Print the listing that follows, character for character.

> [Available data]:

------------------------------------------------------------

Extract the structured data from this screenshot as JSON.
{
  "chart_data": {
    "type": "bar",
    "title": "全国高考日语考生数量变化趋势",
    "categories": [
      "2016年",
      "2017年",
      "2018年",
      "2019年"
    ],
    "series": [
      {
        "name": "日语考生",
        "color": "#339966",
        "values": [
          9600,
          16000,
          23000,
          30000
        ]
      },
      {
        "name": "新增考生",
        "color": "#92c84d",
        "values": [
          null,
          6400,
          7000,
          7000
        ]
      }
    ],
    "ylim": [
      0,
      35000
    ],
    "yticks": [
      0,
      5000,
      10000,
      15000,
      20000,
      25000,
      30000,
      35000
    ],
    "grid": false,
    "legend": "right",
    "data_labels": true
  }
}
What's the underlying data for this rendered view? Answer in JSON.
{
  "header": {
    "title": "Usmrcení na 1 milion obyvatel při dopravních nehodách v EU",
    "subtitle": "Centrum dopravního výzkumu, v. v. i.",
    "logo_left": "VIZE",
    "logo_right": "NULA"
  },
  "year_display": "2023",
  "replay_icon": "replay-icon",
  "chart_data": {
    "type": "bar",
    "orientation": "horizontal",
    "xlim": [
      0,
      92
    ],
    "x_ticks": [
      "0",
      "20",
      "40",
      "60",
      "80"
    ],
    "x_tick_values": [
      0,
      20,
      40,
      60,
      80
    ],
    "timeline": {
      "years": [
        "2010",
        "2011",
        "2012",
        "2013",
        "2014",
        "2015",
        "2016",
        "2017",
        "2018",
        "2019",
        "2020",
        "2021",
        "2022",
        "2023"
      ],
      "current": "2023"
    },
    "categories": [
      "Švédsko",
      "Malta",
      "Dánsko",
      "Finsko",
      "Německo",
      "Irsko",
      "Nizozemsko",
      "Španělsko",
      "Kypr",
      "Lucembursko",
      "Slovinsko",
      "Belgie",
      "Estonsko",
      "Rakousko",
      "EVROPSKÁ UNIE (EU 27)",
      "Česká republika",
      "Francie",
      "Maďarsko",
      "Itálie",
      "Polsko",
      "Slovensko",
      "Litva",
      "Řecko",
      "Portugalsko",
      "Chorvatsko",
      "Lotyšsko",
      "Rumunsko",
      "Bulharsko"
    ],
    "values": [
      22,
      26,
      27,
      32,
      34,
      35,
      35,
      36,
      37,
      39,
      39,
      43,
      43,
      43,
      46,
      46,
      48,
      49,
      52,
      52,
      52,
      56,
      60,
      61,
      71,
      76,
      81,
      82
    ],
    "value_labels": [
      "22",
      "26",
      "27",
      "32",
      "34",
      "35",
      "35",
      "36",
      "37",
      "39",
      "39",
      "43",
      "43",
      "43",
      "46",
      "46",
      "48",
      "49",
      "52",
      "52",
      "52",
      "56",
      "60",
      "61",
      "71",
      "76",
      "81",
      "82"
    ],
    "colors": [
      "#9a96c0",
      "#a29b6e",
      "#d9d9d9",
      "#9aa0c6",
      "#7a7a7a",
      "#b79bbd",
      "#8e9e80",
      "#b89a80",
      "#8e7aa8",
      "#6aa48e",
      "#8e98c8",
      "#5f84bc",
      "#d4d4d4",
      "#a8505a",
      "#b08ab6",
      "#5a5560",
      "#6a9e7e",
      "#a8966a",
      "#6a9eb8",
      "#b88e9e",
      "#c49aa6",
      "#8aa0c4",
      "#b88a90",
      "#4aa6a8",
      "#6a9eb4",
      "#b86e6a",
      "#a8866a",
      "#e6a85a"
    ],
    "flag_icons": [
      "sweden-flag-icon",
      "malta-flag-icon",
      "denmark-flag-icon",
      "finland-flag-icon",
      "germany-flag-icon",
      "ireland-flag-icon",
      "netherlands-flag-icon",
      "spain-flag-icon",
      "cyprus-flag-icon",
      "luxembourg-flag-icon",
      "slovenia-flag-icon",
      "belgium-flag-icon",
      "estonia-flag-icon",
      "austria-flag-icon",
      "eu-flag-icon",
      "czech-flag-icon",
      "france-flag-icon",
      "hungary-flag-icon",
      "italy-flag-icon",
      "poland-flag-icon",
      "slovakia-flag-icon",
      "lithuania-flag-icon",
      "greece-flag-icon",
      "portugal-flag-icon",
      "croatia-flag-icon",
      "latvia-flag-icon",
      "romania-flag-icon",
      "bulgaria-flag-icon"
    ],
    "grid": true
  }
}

------------------------------------------------------------

> [Exercise response]:
Extract the structured data from this screenshot as JSON.
{
  "chart_data": {
    "type": "bar",
    "title": "全国高考日语考生数量变化趋势",
    "categories": [
      "2016年",
      "2017年",
      "2018年",
      "2019年"
    ],
    "series": [
      {
        "name": "日语考生",
        "color": "#339966",
        "values": [
          9600,
          16000,
          23000,
          30000
        ]
      },
      {
        "name": "新增考生",
        "color": "#92c84d",
        "values": [
          null,
          6400,
          7000,
          7000
        ]
      }
    ],
    "ylim": [
      0,
      35000
    ],
    "yticks": [
      0,
      5000,
      10000,
      15000,
      20000,
      25000,
      30000,
      35000
    ],
    "grid": false,
    "legend": "right",
    "data_labels": true
  }
}
What's the underlying data for this rendered view? Answer in JSON.
{
  "header": {
    "title": "Usmrcení na 1 milion obyvatel při dopravních nehodách v EU",
    "subtitle": "Centrum dopravního výzkumu, v. v. i.",
    "logo_left": "VIZE",
    "logo_right": "NULA"
  },
  "year_display": "2023",
  "replay_icon": "replay-icon",
  "chart_data": {
    "type": "bar",
    "orientation": "horizontal",
    "xlim": [
      0,
      92
    ],
    "x_ticks": [
      "0",
      "20",
      "40",
      "60",
      "80"
    ],
    "x_tick_values": [
      0,
      20,
      40,
      60,
      80
    ],
    "timeline": {
      "years": [
        "2010",
        "2011",
        "2012",
        "2013",
        "2014",
        "2015",
        "2016",
        "2017",
        "2018",
        "2019",
        "2020",
        "2021",
        "2022",
        "2023"
      ],
      "current": "2023"
    },
    "categories": [
      "Švédsko",
      "Malta",
      "Dánsko",
      "Finsko",
      "Německo",
      "Irsko",
      "Nizozemsko",
      "Španělsko",
      "Kypr",
      "Lucembursko",
      "Slovinsko",
      "Belgie",
      "Estonsko",
      "Rakousko",
      "EVROPSKÁ UNIE (EU 27)",
      "Česká republika",
      "Francie",
      "Maďarsko",
      "Itálie",
      "Polsko",
      "Slovensko",
      "Litva",
      "Řecko",
      "Portugalsko",
      "Chorvatsko",
      "Lotyšsko",
      "Rumunsko",
      "Bulharsko"
    ],
    "values": [
      22,
      26,
      27,
      32,
      34,
      35,
      35,
      36,
      37,
      39,
      39,
      43,
      43,
      43,
      46,
      46,
      48,
      49,
      52,
      52,
      52,
      56,
      60,
      61,
      71,
      76,
      81,
      82
    ],
    "value_labels": [
      "22",
      "26",
      "27",
      "32",
      "34",
      "35",
      "35",
      "36",
      "37",
      "39",
      "39",
      "43",
      "43",
      "43",
      "46",
      "46",
      "48",
      "49",
      "52",
      "52",
      "52",
      "56",
      "60",
      "61",
      "71",
      "76",
      "81",
      "82"
    ],
    "colors": [
      "#9a96c0",
      "#a29b6e",
      "#d9d9d9",
      "#9aa0c6",
      "#7a7a7a",
      "#b79bbd",
      "#8e9e80",
      "#b89a80",
      "#8e7aa8",
      "#6aa48e",
      "#8e98c8",
      "#5f84bc",
      "#d4d4d4",
      "#a8505a",
      "#b08ab6",
      "#5a5560",
      "#6a9e7e",
      "#a8966a",
      "#6a9eb8",
      "#b88e9e",
      "#c49aa6",
      "#8aa0c4",
      "#b88a90",
      "#4aa6a8",
      "#6a9eb4",
      "#b86e6a",
      "#a8866a",
      "#e6a85a"
    ],
    "flag_icons": [
      "sweden-flag-icon",
      "malta-flag-icon",
      "denmark-flag-icon",
      "finland-flag-icon",
      "germany-flag-icon",
      "ireland-flag-icon",
      "netherlands-flag-icon",
      "spain-flag-icon",
      "cyprus-flag-icon",
      "luxembourg-flag-icon",
      "slovenia-flag-icon",
      "belgium-flag-icon",
      "estonia-flag-icon",
      "austria-flag-icon",
      "eu-flag-icon",
      "czech-flag-icon",
      "france-flag-icon",
      "hungary-flag-icon",
      "italy-flag-icon",
      "poland-flag-icon",
      "slovakia-flag-icon",
      "lithuania-flag-icon",
      "greece-flag-icon",
      "portugal-flag-icon",
      "croatia-flag-icon",
      "latvia-flag-icon",
      "romania-flag-icon",
      "bulgaria-flag-icon"
    ],
    "grid": true
  }
}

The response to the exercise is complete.